Repeat the passage of the cloud instance scheduler text between "If you will" and "consider an alternative.", inclusive.

#### READING PASSAGE:
____________

When adopting or optimizing your public cloud use, it’s important to eliminate wasted spend from idle resources – which is why you need to include an instance scheduler in your plan. An instance scheduler ensures that non-production resources – those used for development, staging, testing, and QA – are stopped when they’re not being used, so you aren’t charged for compute time you’re not actually using.

AWS, Azure, and Google Cloud each offer an instance scheduler option. Will these fit your needs – or will you need something more robust? Let’s take a look at the offerings and see the benefits and drawbacks of each.

AWS Instance Scheduler

AWS has a solution called the AWS Instance Scheduler. AWS provides a CloudFormation template that deploys all the infrastructure needed to schedule EC2 and RDS instances. This infrastructure includes DynamoDB tables, Lambda functions, and CloudWatch alarms and metrics, and relies on tagging of instances to shut down and turn on the resources.

The AWS Instance scheduler is fairly robust in that it allows you to have multiple schedules, override those schedules, connect to other AWS accounts, temporarily resize instances, and manage both EC2 instances and RDS databases.  However, that management is done exclusively through editing DynamoDB table entries, which is not the most user-friendly experience. All of those settings in DynamoDB are applied via instance tags, which is good if your organization is tag-savvy, but can be a problem if not all users have access to change tags.

If you will have multiple users adding and updating schedules, the Instance Scheduler does not provide good auditing or multi-user capabilities. You’ll want to strongly consider an alternative.

Microsoft Azure Automation

Microsoft has a feature called Azure Automation, which includes multiple solutions for VM management. One of those solutions is “Start/Stop VMs during off-hours”, which deploys runbooks, schedules, and log analytics in your Azure subscription for managing instances. Configuration is done in the runbook parameters and variables, and email notifications can be sent for each schedule.

This solution steps you through the setup for timing of start and stop, along with email configuration and the target VMs. However, multiple schedules require multiple deployments of the solution, and connecting to additional Azure subscriptions requires even more deployments. They do include the ability to order or sequence your start/stop, which can be very helpful for multi-component applications, but there’s no option for temporary overrides and no UI for self-service management. One really nice feature is the ability to recognize when instances are idle, and automatically stop them after a set time period, which the other tools don’t provide.

____________

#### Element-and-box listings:
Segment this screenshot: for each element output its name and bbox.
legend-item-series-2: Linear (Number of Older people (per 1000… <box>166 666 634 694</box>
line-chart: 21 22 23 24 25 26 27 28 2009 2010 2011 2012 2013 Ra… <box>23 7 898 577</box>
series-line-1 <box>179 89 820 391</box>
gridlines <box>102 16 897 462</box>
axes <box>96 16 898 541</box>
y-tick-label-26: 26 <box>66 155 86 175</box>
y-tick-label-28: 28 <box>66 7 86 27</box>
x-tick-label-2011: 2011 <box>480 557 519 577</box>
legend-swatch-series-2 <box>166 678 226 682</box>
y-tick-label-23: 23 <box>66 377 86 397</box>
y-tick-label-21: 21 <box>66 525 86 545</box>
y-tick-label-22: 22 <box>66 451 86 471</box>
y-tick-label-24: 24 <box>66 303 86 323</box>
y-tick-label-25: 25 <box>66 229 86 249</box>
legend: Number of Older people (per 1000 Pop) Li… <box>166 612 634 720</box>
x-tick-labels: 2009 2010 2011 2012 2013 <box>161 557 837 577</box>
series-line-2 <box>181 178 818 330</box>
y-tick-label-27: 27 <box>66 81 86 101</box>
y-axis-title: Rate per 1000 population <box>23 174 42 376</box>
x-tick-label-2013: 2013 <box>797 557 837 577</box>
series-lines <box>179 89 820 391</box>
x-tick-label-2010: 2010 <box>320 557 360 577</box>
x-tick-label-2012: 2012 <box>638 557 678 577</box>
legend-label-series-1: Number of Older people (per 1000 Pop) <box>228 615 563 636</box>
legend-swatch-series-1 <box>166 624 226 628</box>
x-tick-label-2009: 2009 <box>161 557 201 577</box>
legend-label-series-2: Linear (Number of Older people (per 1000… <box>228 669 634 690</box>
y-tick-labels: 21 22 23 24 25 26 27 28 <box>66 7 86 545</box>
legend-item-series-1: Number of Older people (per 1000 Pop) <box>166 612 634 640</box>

____________

#### ANSWER FOR THE TASK:
If you will have multiple users adding and updating schedules, the Instance Scheduler does not provide good auditing or multi-user capabilities. You’ll want to strongly consider an alternative.